PROMPT: Search the records for "horizontal" and copy each line that holds it.

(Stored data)
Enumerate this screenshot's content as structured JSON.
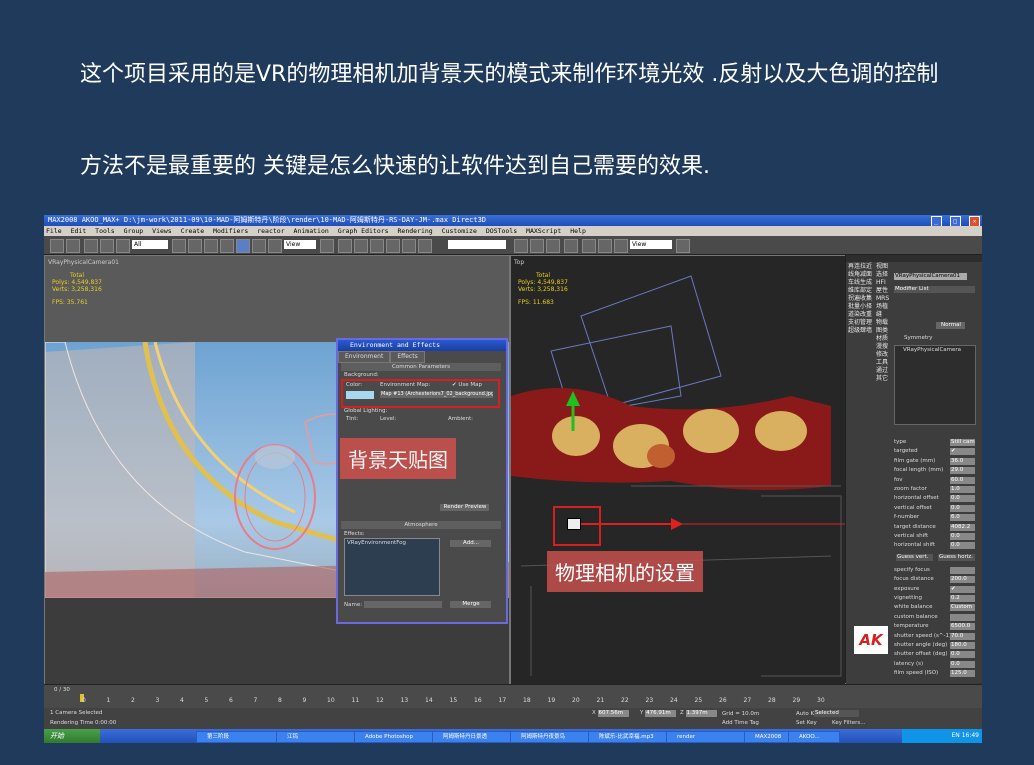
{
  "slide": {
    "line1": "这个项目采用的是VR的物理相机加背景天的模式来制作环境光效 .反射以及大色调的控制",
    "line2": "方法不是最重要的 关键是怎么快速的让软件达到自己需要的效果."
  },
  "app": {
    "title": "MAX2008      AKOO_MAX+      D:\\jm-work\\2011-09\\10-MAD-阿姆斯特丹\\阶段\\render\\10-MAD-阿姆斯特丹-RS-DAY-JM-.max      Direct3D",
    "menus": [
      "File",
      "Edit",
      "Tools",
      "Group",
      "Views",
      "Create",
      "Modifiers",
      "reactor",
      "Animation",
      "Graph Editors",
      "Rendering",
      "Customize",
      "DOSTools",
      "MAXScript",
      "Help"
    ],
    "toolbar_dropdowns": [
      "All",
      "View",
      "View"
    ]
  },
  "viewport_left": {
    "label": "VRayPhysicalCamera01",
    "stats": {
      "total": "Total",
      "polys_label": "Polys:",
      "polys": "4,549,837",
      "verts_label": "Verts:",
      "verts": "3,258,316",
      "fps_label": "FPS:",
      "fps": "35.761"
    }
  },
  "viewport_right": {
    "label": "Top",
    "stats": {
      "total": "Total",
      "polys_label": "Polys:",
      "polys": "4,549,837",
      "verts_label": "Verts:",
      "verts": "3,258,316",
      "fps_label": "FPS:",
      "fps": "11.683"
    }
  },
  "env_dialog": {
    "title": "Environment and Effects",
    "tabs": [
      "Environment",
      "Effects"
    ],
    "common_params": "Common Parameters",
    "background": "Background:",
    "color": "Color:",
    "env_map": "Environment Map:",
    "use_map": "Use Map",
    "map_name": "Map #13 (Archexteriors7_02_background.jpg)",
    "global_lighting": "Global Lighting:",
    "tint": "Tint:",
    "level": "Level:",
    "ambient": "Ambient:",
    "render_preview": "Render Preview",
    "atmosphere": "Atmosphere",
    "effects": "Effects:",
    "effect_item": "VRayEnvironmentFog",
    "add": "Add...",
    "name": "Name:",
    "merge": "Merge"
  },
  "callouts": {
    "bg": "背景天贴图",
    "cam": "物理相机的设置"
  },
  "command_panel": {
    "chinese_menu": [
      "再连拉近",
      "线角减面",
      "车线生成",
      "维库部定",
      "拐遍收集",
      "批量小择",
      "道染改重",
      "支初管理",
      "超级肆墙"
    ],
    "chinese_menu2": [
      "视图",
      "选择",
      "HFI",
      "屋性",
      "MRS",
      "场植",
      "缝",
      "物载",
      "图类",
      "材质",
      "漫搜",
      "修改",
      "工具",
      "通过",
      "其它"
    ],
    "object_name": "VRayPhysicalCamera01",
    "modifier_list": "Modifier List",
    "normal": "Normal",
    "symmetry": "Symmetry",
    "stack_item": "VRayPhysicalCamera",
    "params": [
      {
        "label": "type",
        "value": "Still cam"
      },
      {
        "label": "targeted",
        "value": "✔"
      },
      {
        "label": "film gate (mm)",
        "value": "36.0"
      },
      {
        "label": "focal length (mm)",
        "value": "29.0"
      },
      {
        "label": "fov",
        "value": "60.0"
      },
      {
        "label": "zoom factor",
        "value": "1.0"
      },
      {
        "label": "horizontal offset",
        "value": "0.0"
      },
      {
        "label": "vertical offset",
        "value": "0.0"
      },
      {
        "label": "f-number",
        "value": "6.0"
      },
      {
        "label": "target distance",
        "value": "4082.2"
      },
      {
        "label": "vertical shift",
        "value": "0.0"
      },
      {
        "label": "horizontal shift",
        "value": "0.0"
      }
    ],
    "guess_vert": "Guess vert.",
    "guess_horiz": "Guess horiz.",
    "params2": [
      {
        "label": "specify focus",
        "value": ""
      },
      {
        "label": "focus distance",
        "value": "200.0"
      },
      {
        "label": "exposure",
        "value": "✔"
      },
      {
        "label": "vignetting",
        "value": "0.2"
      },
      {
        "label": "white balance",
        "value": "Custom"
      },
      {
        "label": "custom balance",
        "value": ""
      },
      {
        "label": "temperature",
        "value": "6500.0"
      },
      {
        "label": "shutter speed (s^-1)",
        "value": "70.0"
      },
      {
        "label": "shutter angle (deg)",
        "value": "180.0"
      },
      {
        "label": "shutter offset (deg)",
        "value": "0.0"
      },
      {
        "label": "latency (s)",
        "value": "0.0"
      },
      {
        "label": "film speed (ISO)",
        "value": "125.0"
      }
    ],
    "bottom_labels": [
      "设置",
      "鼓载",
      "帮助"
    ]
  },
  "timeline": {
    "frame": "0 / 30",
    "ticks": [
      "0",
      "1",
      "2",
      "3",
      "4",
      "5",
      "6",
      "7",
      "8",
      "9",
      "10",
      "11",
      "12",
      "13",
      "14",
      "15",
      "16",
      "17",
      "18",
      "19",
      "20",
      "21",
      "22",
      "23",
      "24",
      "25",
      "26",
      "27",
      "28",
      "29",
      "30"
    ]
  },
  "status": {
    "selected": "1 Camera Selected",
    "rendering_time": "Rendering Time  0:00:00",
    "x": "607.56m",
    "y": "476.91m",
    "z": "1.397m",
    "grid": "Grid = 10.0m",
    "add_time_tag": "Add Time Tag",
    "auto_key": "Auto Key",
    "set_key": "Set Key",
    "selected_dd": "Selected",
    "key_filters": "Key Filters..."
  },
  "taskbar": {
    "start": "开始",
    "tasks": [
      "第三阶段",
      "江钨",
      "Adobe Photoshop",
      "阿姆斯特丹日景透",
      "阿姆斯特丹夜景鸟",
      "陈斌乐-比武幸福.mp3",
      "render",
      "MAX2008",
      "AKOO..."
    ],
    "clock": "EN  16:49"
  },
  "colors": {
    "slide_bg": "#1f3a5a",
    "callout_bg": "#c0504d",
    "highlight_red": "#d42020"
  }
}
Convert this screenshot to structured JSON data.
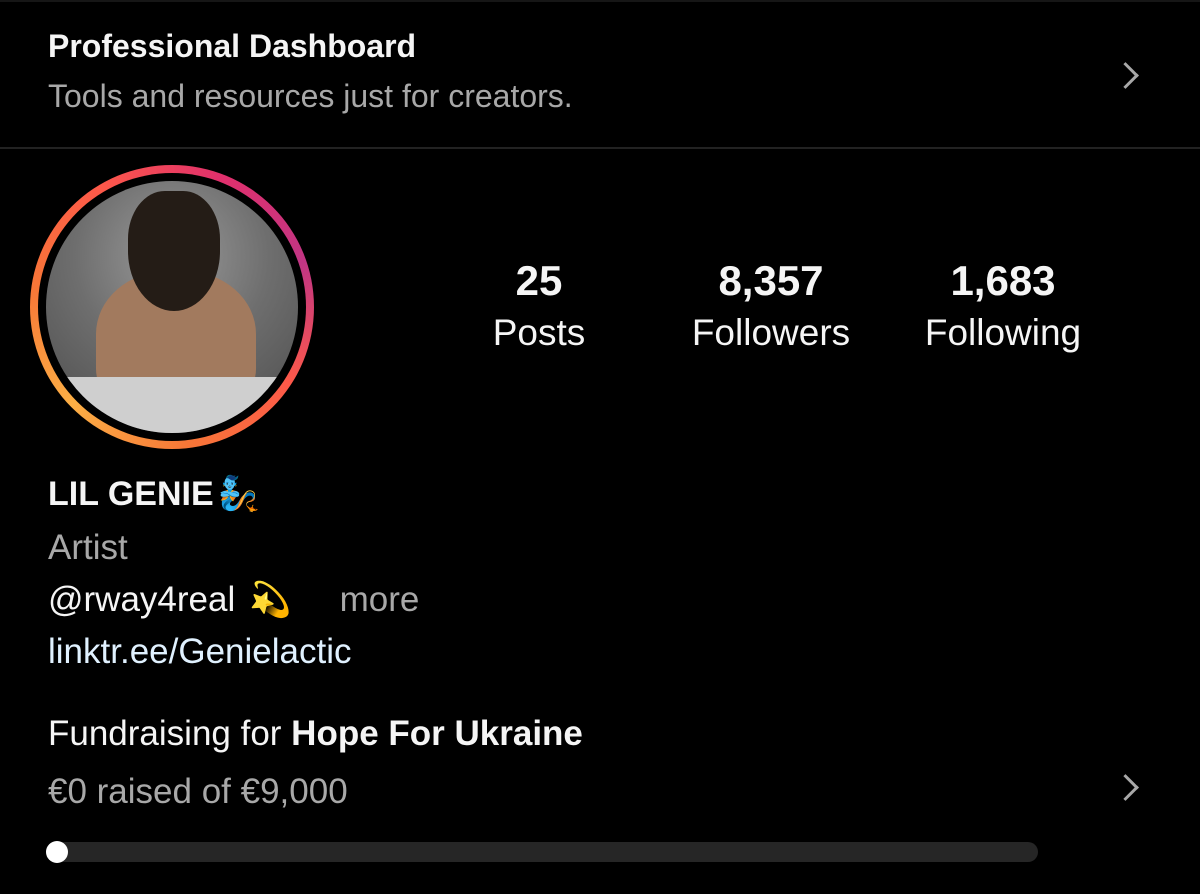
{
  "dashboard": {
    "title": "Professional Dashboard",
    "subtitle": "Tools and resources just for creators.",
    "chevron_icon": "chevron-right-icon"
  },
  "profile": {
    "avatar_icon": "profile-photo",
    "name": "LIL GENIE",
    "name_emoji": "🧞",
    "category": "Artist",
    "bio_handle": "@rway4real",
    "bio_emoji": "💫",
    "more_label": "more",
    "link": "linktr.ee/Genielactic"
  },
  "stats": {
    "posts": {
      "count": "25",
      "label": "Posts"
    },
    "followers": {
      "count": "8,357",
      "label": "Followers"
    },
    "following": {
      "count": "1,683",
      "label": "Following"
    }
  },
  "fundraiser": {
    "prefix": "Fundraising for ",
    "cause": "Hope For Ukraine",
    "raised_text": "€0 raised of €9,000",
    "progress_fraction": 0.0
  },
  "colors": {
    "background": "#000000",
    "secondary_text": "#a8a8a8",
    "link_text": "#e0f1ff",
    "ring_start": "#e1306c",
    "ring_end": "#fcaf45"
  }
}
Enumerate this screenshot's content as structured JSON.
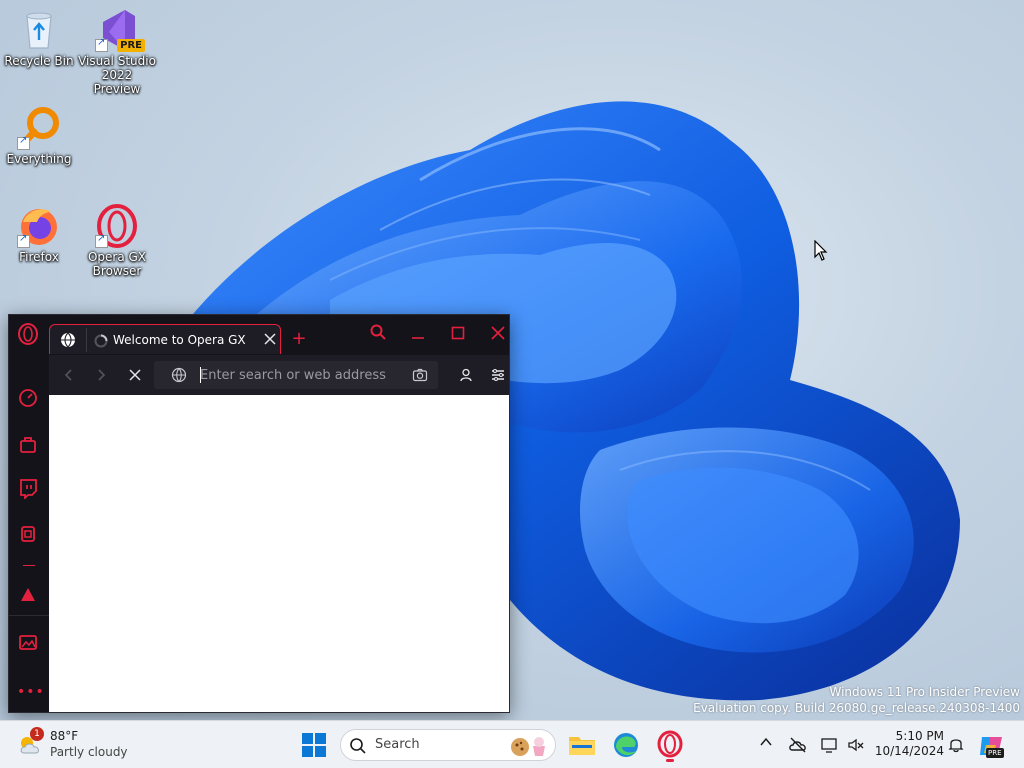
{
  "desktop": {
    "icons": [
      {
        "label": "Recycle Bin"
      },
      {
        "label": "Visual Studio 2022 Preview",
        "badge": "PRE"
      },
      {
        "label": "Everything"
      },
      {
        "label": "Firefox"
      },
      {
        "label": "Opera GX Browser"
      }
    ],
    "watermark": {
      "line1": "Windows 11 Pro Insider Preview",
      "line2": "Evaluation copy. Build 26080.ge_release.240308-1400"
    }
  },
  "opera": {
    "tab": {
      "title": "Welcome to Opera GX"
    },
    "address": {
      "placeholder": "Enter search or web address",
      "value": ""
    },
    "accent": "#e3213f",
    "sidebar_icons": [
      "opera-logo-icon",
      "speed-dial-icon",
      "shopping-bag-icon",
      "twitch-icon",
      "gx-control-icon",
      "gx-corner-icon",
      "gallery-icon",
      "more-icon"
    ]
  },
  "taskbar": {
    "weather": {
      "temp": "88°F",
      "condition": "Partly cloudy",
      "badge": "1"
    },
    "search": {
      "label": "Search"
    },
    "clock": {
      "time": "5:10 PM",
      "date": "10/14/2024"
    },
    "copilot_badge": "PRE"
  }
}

COMPLETE RESPONSE:
        "label": "horizontal offset",
        "label": "horizontal shift",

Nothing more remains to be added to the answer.